** Task statement **
Your task is to transcribe the records exactly, skipping every image.
--------------------------------
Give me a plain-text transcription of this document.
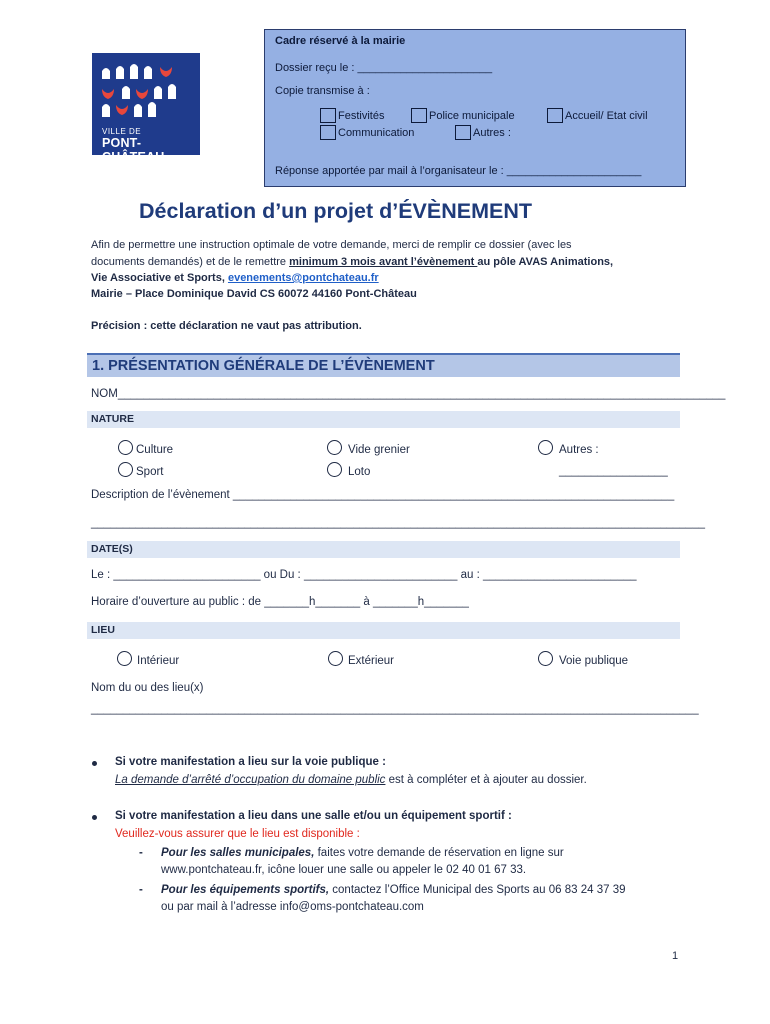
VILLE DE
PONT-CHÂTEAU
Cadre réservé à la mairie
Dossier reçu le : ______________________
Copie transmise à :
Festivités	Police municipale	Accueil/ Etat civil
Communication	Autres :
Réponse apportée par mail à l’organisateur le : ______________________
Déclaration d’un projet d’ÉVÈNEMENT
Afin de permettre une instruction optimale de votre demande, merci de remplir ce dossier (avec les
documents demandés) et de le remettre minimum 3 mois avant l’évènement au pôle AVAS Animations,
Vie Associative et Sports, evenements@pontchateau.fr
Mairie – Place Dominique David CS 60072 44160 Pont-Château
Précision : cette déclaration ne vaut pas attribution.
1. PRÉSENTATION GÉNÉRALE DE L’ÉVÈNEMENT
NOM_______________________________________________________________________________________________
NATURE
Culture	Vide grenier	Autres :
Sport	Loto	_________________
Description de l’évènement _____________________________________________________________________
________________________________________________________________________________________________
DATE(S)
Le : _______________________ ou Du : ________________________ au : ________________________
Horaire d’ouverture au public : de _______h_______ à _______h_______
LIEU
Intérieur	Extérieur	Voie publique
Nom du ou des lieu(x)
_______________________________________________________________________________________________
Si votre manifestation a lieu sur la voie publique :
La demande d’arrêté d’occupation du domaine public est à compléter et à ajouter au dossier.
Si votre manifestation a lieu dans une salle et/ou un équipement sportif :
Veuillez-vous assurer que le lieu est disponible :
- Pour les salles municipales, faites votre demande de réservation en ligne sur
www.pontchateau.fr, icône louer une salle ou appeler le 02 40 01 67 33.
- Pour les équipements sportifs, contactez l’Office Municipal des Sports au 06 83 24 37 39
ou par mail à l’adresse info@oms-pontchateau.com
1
--------------------------------
** The reply **
Give me a plain-text transcription of this document.
VILLE DE
PONT-CHÂTEAU
Cadre réservé à la mairie
Dossier reçu le : ______________________
Copie transmise à :
Festivités	Police municipale	Accueil/ Etat civil
Communication	Autres :
Réponse apportée par mail à l’organisateur le : ______________________
Déclaration d’un projet d’ÉVÈNEMENT
Afin de permettre une instruction optimale de votre demande, merci de remplir ce dossier (avec les
documents demandés) et de le remettre minimum 3 mois avant l’évènement au pôle AVAS Animations,
Vie Associative et Sports, evenements@pontchateau.fr
Mairie – Place Dominique David CS 60072 44160 Pont-Château
Précision : cette déclaration ne vaut pas attribution.
1. PRÉSENTATION GÉNÉRALE DE L’ÉVÈNEMENT
NOM_______________________________________________________________________________________________
NATURE
Culture	Vide grenier	Autres :
Sport	Loto	_________________
Description de l’évènement _____________________________________________________________________
________________________________________________________________________________________________
DATE(S)
Le : _______________________ ou Du : ________________________ au : ________________________
Horaire d’ouverture au public : de _______h_______ à _______h_______
LIEU
Intérieur	Extérieur	Voie publique
Nom du ou des lieu(x)
_______________________________________________________________________________________________
Si votre manifestation a lieu sur la voie publique :
La demande d’arrêté d’occupation du domaine public est à compléter et à ajouter au dossier.
Si votre manifestation a lieu dans une salle et/ou un équipement sportif :
Veuillez-vous assurer que le lieu est disponible :
- Pour les salles municipales, faites votre demande de réservation en ligne sur
www.pontchateau.fr, icône louer une salle ou appeler le 02 40 01 67 33.
- Pour les équipements sportifs, contactez l’Office Municipal des Sports au 06 83 24 37 39
ou par mail à l’adresse info@oms-pontchateau.com
1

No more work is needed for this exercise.